# Required work
Give only the number of lines in the data that include the string "sektoru".
━━ Data listing ━━
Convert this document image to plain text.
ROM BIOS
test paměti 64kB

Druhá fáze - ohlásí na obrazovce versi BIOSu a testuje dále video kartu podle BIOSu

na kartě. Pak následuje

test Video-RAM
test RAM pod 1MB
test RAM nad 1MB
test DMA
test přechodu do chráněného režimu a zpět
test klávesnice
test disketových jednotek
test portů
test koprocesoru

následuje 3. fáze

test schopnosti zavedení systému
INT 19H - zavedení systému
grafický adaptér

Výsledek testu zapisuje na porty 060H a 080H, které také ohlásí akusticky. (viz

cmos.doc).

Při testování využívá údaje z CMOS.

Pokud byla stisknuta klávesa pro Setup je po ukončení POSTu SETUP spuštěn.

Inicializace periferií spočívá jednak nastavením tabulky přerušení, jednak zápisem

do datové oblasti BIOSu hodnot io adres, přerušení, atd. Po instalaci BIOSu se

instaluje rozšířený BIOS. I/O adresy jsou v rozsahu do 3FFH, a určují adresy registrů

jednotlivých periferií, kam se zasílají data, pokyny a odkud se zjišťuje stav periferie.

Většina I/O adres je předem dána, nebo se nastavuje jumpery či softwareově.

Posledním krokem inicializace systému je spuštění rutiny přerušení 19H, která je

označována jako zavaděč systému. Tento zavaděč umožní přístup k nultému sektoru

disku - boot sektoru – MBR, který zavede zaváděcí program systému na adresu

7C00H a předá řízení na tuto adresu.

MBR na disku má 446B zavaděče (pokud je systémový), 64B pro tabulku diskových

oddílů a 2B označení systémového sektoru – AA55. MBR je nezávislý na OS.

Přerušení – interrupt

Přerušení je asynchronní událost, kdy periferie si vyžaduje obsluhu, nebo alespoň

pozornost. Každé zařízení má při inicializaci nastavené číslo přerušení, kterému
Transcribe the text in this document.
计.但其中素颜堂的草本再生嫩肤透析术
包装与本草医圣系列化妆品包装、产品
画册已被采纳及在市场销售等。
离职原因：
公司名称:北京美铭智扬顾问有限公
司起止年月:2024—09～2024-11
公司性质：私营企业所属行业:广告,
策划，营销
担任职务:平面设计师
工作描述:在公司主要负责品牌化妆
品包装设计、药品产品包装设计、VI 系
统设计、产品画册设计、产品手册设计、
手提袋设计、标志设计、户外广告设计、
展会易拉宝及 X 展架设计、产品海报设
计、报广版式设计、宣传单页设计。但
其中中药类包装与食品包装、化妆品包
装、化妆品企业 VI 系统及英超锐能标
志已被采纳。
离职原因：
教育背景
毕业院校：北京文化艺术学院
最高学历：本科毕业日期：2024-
━━━
# Task result
3